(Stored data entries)
====

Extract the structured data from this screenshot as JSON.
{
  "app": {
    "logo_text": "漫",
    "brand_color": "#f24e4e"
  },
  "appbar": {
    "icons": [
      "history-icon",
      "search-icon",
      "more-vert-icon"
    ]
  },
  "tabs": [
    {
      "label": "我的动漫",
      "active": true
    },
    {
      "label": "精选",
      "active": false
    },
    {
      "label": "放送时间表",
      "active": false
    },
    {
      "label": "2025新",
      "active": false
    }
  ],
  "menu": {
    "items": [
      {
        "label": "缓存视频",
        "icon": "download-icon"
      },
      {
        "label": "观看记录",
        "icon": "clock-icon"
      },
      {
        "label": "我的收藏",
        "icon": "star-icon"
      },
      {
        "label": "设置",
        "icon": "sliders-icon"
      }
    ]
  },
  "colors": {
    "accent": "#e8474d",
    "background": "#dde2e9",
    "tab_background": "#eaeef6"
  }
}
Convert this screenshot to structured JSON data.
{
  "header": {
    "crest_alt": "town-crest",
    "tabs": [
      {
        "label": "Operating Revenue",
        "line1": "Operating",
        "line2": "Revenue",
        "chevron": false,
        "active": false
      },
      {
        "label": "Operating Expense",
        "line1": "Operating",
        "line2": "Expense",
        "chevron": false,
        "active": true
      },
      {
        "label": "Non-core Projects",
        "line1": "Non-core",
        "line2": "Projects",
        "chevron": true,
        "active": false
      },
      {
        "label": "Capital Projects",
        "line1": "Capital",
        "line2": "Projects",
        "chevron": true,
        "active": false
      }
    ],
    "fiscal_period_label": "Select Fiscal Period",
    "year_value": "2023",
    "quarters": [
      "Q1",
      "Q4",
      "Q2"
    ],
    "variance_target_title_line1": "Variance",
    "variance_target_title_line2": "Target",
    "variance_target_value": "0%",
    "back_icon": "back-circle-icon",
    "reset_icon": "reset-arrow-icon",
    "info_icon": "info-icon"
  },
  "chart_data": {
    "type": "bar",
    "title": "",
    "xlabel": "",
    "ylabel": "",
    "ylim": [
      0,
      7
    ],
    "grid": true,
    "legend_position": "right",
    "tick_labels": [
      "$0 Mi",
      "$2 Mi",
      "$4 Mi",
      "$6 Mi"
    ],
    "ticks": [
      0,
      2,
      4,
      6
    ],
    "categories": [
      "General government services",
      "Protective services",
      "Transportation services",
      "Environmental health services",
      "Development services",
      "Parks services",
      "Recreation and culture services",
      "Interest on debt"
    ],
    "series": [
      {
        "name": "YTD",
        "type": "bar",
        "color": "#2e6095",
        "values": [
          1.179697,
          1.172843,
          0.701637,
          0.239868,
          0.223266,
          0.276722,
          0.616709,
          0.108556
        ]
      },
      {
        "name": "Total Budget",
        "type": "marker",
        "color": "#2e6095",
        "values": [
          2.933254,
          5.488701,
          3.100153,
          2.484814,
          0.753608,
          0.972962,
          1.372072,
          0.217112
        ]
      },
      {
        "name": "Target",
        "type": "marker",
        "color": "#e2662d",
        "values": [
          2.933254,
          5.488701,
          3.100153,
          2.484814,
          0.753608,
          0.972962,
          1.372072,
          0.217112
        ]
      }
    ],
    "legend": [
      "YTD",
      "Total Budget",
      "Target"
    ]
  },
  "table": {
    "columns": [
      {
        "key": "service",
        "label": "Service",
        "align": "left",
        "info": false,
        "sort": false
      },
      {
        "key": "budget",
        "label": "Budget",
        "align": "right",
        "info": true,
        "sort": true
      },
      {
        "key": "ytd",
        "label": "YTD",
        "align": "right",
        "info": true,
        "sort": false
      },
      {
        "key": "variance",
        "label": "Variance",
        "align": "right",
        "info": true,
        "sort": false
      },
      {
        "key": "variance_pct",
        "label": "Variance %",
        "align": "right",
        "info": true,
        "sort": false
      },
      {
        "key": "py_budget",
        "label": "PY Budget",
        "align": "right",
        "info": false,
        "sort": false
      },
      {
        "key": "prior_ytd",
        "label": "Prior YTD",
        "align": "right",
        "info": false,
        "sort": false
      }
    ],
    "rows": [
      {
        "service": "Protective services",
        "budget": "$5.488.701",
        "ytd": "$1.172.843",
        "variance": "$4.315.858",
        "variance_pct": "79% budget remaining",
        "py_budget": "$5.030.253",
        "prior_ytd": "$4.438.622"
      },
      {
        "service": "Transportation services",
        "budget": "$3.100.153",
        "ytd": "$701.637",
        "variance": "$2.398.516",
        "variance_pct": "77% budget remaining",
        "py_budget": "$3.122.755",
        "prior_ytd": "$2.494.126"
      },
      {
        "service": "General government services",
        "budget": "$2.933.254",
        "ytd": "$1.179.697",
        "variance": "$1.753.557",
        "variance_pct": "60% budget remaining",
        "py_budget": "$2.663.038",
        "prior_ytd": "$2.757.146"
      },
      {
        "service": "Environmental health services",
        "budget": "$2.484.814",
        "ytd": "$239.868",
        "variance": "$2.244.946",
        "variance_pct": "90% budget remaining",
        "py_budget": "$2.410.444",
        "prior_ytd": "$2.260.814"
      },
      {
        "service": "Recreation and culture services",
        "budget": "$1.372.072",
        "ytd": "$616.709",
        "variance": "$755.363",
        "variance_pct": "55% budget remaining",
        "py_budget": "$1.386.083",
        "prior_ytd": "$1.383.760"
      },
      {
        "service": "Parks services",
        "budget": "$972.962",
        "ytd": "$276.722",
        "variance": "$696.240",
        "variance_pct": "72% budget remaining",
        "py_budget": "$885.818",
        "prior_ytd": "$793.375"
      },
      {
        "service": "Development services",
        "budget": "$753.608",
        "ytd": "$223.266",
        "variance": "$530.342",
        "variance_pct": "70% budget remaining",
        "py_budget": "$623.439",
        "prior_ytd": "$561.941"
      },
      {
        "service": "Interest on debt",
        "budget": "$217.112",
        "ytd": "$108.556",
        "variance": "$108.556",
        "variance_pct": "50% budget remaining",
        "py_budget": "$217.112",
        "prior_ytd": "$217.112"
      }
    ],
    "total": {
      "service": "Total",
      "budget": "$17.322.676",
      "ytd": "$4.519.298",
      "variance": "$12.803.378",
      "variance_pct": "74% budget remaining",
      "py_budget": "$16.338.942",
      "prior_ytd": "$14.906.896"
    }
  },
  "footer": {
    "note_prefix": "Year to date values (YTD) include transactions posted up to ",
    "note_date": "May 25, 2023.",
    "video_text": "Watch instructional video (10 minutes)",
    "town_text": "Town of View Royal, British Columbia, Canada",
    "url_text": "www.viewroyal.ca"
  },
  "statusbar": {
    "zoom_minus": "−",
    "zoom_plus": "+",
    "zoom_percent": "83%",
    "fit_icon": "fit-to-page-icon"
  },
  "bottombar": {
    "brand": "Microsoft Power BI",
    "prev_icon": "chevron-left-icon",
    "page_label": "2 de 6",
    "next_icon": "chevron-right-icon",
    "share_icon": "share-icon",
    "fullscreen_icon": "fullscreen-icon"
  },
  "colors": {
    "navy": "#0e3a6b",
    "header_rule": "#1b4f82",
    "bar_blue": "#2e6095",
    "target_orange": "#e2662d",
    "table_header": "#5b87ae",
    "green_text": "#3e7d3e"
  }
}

====

* Short problem
Write out the full listing, keeping every line exactly as it is.

* The completed task
Extract the structured data from this screenshot as JSON.
{
  "app": {
    "logo_text": "漫",
    "brand_color": "#f24e4e"
  },
  "appbar": {
    "icons": [
      "history-icon",
      "search-icon",
      "more-vert-icon"
    ]
  },
  "tabs": [
    {
      "label": "我的动漫",
      "active": true
    },
    {
      "label": "精选",
      "active": false
    },
    {
      "label": "放送时间表",
      "active": false
    },
    {
      "label": "2025新",
      "active": false
    }
  ],
  "menu": {
    "items": [
      {
        "label": "缓存视频",
        "icon": "download-icon"
      },
      {
        "label": "观看记录",
        "icon": "clock-icon"
      },
      {
        "label": "我的收藏",
        "icon": "star-icon"
      },
      {
        "label": "设置",
        "icon": "sliders-icon"
      }
    ]
  },
  "colors": {
    "accent": "#e8474d",
    "background": "#dde2e9",
    "tab_background": "#eaeef6"
  }
}
Convert this screenshot to structured JSON data.
{
  "header": {
    "crest_alt": "town-crest",
    "tabs": [
      {
        "label": "Operating Revenue",
        "line1": "Operating",
        "line2": "Revenue",
        "chevron": false,
        "active": false
      },
      {
        "label": "Operating Expense",
        "line1": "Operating",
        "line2": "Expense",
        "chevron": false,
        "active": true
      },
      {
        "label": "Non-core Projects",
        "line1": "Non-core",
        "line2": "Projects",
        "chevron": true,
        "active": false
      },
      {
        "label": "Capital Projects",
        "line1": "Capital",
        "line2": "Projects",
        "chevron": true,
        "active": false
      }
    ],
    "fiscal_period_label": "Select Fiscal Period",
    "year_value": "2023",
    "quarters": [
      "Q1",
      "Q4",
      "Q2"
    ],
    "variance_target_title_line1": "Variance",
    "variance_target_title_line2": "Target",
    "variance_target_value": "0%",
    "back_icon": "back-circle-icon",
    "reset_icon": "reset-arrow-icon",
    "info_icon": "info-icon"
  },
  "chart_data": {
    "type": "bar",
    "title": "",
    "xlabel": "",
    "ylabel": "",
    "ylim": [
      0,
      7
    ],
    "grid": true,
    "legend_position": "right",
    "tick_labels": [
      "$0 Mi",
      "$2 Mi",
      "$4 Mi",
      "$6 Mi"
    ],
    "ticks": [
      0,
      2,
      4,
      6
    ],
    "categories": [
      "General government services",
      "Protective services",
      "Transportation services",
      "Environmental health services",
      "Development services",
      "Parks services",
      "Recreation and culture services",
      "Interest on debt"
    ],
    "series": [
      {
        "name": "YTD",
        "type": "bar",
        "color": "#2e6095",
        "values": [
          1.179697,
          1.172843,
          0.701637,
          0.239868,
          0.223266,
          0.276722,
          0.616709,
          0.108556
        ]
      },
      {
        "name": "Total Budget",
        "type": "marker",
        "color": "#2e6095",
        "values": [
          2.933254,
          5.488701,
          3.100153,
          2.484814,
          0.753608,
          0.972962,
          1.372072,
          0.217112
        ]
      },
      {
        "name": "Target",
        "type": "marker",
        "color": "#e2662d",
        "values": [
          2.933254,
          5.488701,
          3.100153,
          2.484814,
          0.753608,
          0.972962,
          1.372072,
          0.217112
        ]
      }
    ],
    "legend": [
      "YTD",
      "Total Budget",
      "Target"
    ]
  },
  "table": {
    "columns": [
      {
        "key": "service",
        "label": "Service",
        "align": "left",
        "info": false,
        "sort": false
      },
      {
        "key": "budget",
        "label": "Budget",
        "align": "right",
        "info": true,
        "sort": true
      },
      {
        "key": "ytd",
        "label": "YTD",
        "align": "right",
        "info": true,
        "sort": false
      },
      {
        "key": "variance",
        "label": "Variance",
        "align": "right",
        "info": true,
        "sort": false
      },
      {
        "key": "variance_pct",
        "label": "Variance %",
        "align": "right",
        "info": true,
        "sort": false
      },
      {
        "key": "py_budget",
        "label": "PY Budget",
        "align": "right",
        "info": false,
        "sort": false
      },
      {
        "key": "prior_ytd",
        "label": "Prior YTD",
        "align": "right",
        "info": false,
        "sort": false
      }
    ],
    "rows": [
      {
        "service": "Protective services",
        "budget": "$5.488.701",
        "ytd": "$1.172.843",
        "variance": "$4.315.858",
        "variance_pct": "79% budget remaining",
        "py_budget": "$5.030.253",
        "prior_ytd": "$4.438.622"
      },
      {
        "service": "Transportation services",
        "budget": "$3.100.153",
        "ytd": "$701.637",
        "variance": "$2.398.516",
        "variance_pct": "77% budget remaining",
        "py_budget": "$3.122.755",
        "prior_ytd": "$2.494.126"
      },
      {
        "service": "General government services",
        "budget": "$2.933.254",
        "ytd": "$1.179.697",
        "variance": "$1.753.557",
        "variance_pct": "60% budget remaining",
        "py_budget": "$2.663.038",
        "prior_ytd": "$2.757.146"
      },
      {
        "service": "Environmental health services",
        "budget": "$2.484.814",
        "ytd": "$239.868",
        "variance": "$2.244.946",
        "variance_pct": "90% budget remaining",
        "py_budget": "$2.410.444",
        "prior_ytd": "$2.260.814"
      },
      {
        "service": "Recreation and culture services",
        "budget": "$1.372.072",
        "ytd": "$616.709",
        "variance": "$755.363",
        "variance_pct": "55% budget remaining",
        "py_budget": "$1.386.083",
        "prior_ytd": "$1.383.760"
      },
      {
        "service": "Parks services",
        "budget": "$972.962",
        "ytd": "$276.722",
        "variance": "$696.240",
        "variance_pct": "72% budget remaining",
        "py_budget": "$885.818",
        "prior_ytd": "$793.375"
      },
      {
        "service": "Development services",
        "budget": "$753.608",
        "ytd": "$223.266",
        "variance": "$530.342",
        "variance_pct": "70% budget remaining",
        "py_budget": "$623.439",
        "prior_ytd": "$561.941"
      },
      {
        "service": "Interest on debt",
        "budget": "$217.112",
        "ytd": "$108.556",
        "variance": "$108.556",
        "variance_pct": "50% budget remaining",
        "py_budget": "$217.112",
        "prior_ytd": "$217.112"
      }
    ],
    "total": {
      "service": "Total",
      "budget": "$17.322.676",
      "ytd": "$4.519.298",
      "variance": "$12.803.378",
      "variance_pct": "74% budget remaining",
      "py_budget": "$16.338.942",
      "prior_ytd": "$14.906.896"
    }
  },
  "footer": {
    "note_prefix": "Year to date values (YTD) include transactions posted up to ",
    "note_date": "May 25, 2023.",
    "video_text": "Watch instructional video (10 minutes)",
    "town_text": "Town of View Royal, British Columbia, Canada",
    "url_text": "www.viewroyal.ca"
  },
  "statusbar": {
    "zoom_minus": "−",
    "zoom_plus": "+",
    "zoom_percent": "83%",
    "fit_icon": "fit-to-page-icon"
  },
  "bottombar": {
    "brand": "Microsoft Power BI",
    "prev_icon": "chevron-left-icon",
    "page_label": "2 de 6",
    "next_icon": "chevron-right-icon",
    "share_icon": "share-icon",
    "fullscreen_icon": "fullscreen-icon"
  },
  "colors": {
    "navy": "#0e3a6b",
    "header_rule": "#1b4f82",
    "bar_blue": "#2e6095",
    "target_orange": "#e2662d",
    "table_header": "#5b87ae",
    "green_text": "#3e7d3e"
  }
}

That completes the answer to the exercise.